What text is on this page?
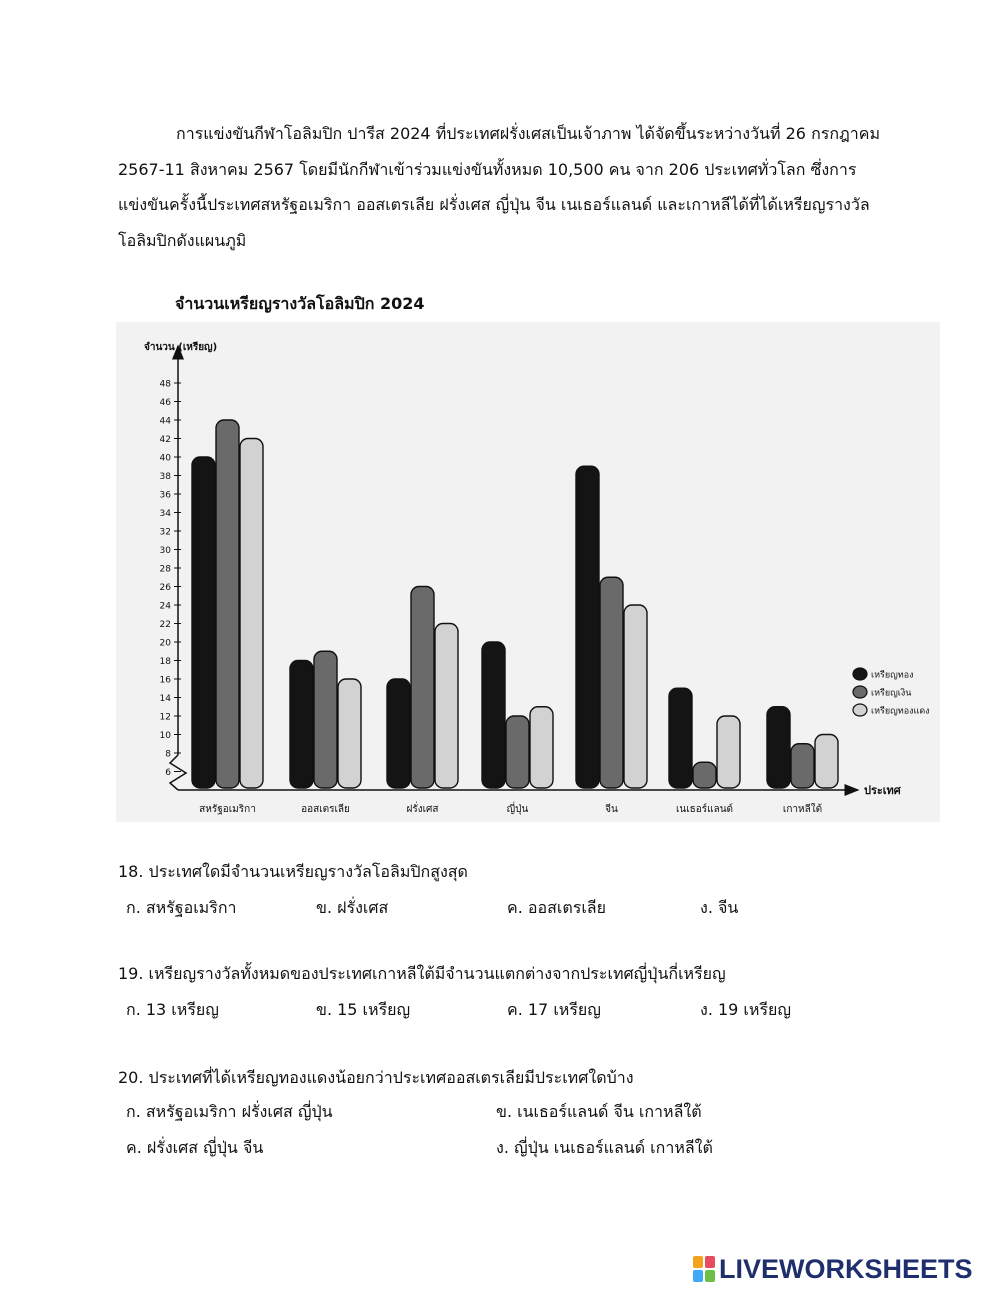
การแข่งขันกีฬาโอลิมปิก ปารีส 2024 ที่ประเทศฝรั่งเศสเป็นเจ้าภาพ ได้จัดขึ้นระหว่างวันที่ 26 กรกฎาคม
2567-11 สิงหาคม 2567 โดยมีนักกีฬาเข้าร่วมแข่งขันทั้งหมด 10,500 คน จาก 206 ประเทศทั่วโลก ซึ่งการ
แข่งขันครั้งนี้ประเทศสหรัฐอเมริกา ออสเตรเลีย ฝรั่งเศส ญี่ปุ่น จีน เนเธอร์แลนด์ และเกาหลีได้ที่ได้เหรียญรางวัล
โอลิมปิกดังแผนภูมิ

จำนวนเหรียญรางวัลโอลิมปิก 2024
จำนวน (เหรียญ)
ประเทศ
6
8
10
12
14
16
18
20
22
24
26
28
30
32
34
36
38
40
42
44
46
48
สหรัฐอเมริกา	ออสเตรเลีย	ฝรั่งเศส	ญี่ปุ่น	จีน	เนเธอร์แลนด์	เกาหลีใต้
เหรียญทอง
เหรียญเงิน
เหรียญทองแดง
18. ประเทศใดมีจำนวนเหรียญรางวัลโอลิมปิกสูงสุด
ก. สหรัฐอเมริกา	ข. ฝรั่งเศส	ค. ออสเตรเลีย	ง. จีน
19. เหรียญรางวัลทั้งหมดของประเทศเกาหลีใต้มีจำนวนแตกต่างจากประเทศญี่ปุ่นกี่เหรียญ
ก. 13 เหรียญ	ข. 15 เหรียญ	ค. 17 เหรียญ	ง. 19 เหรียญ
20. ประเทศที่ได้เหรียญทองแดงน้อยกว่าประเทศออสเตรเลียมีประเทศใดบ้าง
ก. สหรัฐอเมริกา ฝรั่งเศส ญี่ปุ่น	ข. เนเธอร์แลนด์ จีน เกาหลีใต้
ค. ฝรั่งเศส ญี่ปุ่น จีน	ง. ญี่ปุ่น เนเธอร์แลนด์ เกาหลีใต้
LIVEWORKSHEETS
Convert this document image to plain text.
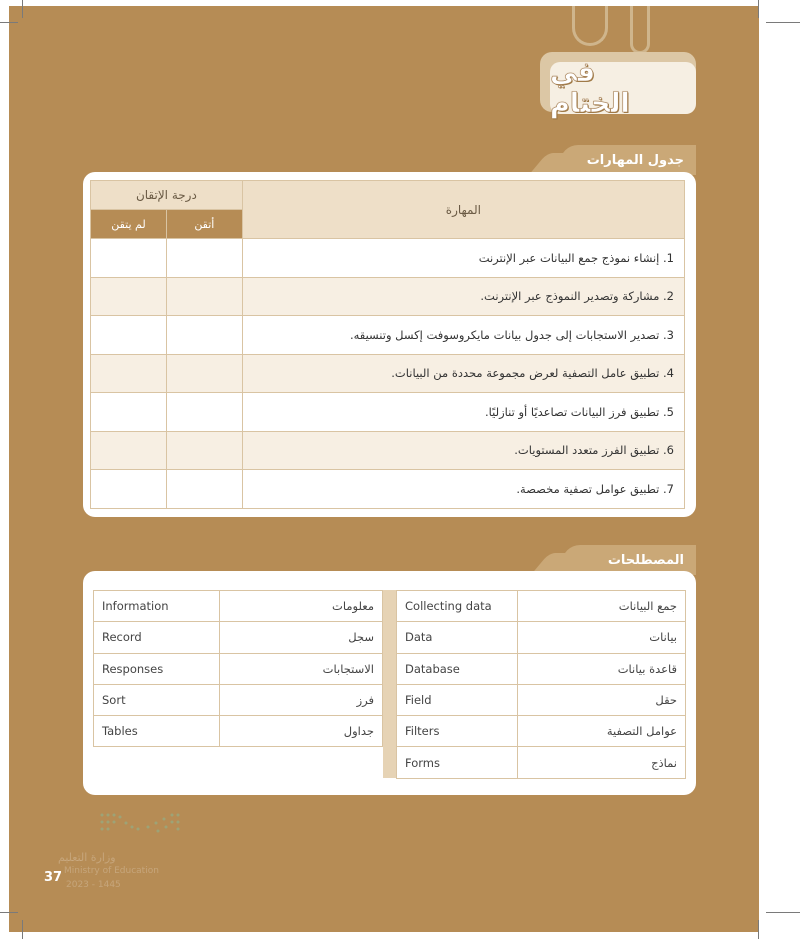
في الختام
جدول المهارات
المهارة	درجة الإتقان	
	أتقن	لم يتقن
1. إنشاء نموذج جمع البيانات عبر الإنترنت		
2. مشاركة وتصدير النموذج عبر الإنترنت.		
3. تصدير الاستجابات إلى جدول بيانات مايكروسوفت إكسل وتنسيقه.		
4. تطبيق عامل التصفية لعرض مجموعة محددة من البيانات.		
5. تطبيق فرز البيانات تصاعديًا أو تنازليًا.		
6. تطبيق الفرز متعدد المستويات.		
7. تطبيق عوامل تصفية مخصصة.		
المصطلحات
Information	معلومات
Record	سجل
Responses	الاستجابات
Sort	فرز
Tables	جداول
Collecting data	جمع البيانات
Data	بيانات
Database	قاعدة بيانات
Field	حقل
Filters	عوامل التصفية
Forms	نماذج
وزارة التعليم
Ministry of Education
2023 - 1445
37
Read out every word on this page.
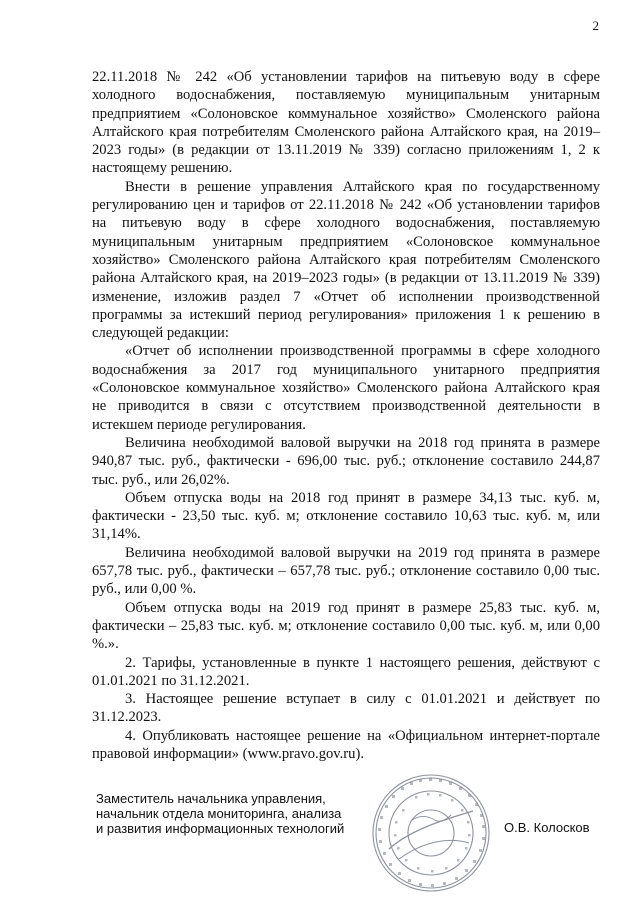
2

22.11.2018 № 242 «Об установлении тарифов на питьевую воду в сфере холодного водоснабжения, поставляемую муниципальным унитарным предприятием «Солоновское коммунальное хозяйство» Смоленского района Алтайского края потребителям Смоленского района Алтайского края, на 2019–2023 годы» (в редакции от 13.11.2019 № 339) согласно приложениям 1, 2 к настоящему решению.

Внести в решение управления Алтайского края по государственному регулированию цен и тарифов от 22.11.2018 № 242 «Об установлении тарифов на питьевую воду в сфере холодного водоснабжения, поставляемую муниципальным унитарным предприятием «Солоновское коммунальное хозяйство» Смоленского района Алтайского края потребителям Смоленского района Алтайского края, на 2019–2023 годы» (в редакции от 13.11.2019 № 339) изменение, изложив раздел 7 «Отчет об исполнении производственной программы за истекший период регулирования» приложения 1 к решению в следующей редакции:

«Отчет об исполнении производственной программы в сфере холодного водоснабжения за 2017 год муниципального унитарного предприятия «Солоновское коммунальное хозяйство» Смоленского района Алтайского края не приводится в связи с отсутствием производственной деятельности в истекшем периоде регулирования.

Величина необходимой валовой выручки на 2018 год принята в размере 940,87 тыс. руб., фактически - 696,00 тыс. руб.; отклонение составило 244,87 тыс. руб., или 26,02%.

Объем отпуска воды на 2018 год принят в размере 34,13 тыс. куб. м, фактически - 23,50 тыс. куб. м; отклонение составило 10,63 тыс. куб. м, или 31,14%.

Величина необходимой валовой выручки на 2019 год принята в размере 657,78 тыс. руб., фактически – 657,78 тыс. руб.; отклонение составило 0,00 тыс. руб., или 0,00 %.

Объем отпуска воды на 2019 год принят в размере 25,83 тыс. куб. м, фактически – 25,83 тыс. куб. м; отклонение составило 0,00 тыс. куб. м, или 0,00 %.».

2. Тарифы, установленные в пункте 1 настоящего решения, действуют с 01.01.2021 по 31.12.2021.

3. Настоящее решение вступает в силу с 01.01.2021 и действует по 31.12.2023.

4. Опубликовать настоящее решение на «Официальном интернет-портале правовой информации» (www.pravo.gov.ru).

Заместитель начальника управления,
начальник отдела мониторинга, анализа
и развития информационных технологий	О.В. Колосков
====================
To do: Only a number is expected here: the count of lines in the listing that hold the string "แลนด".

Solution for this problem: 4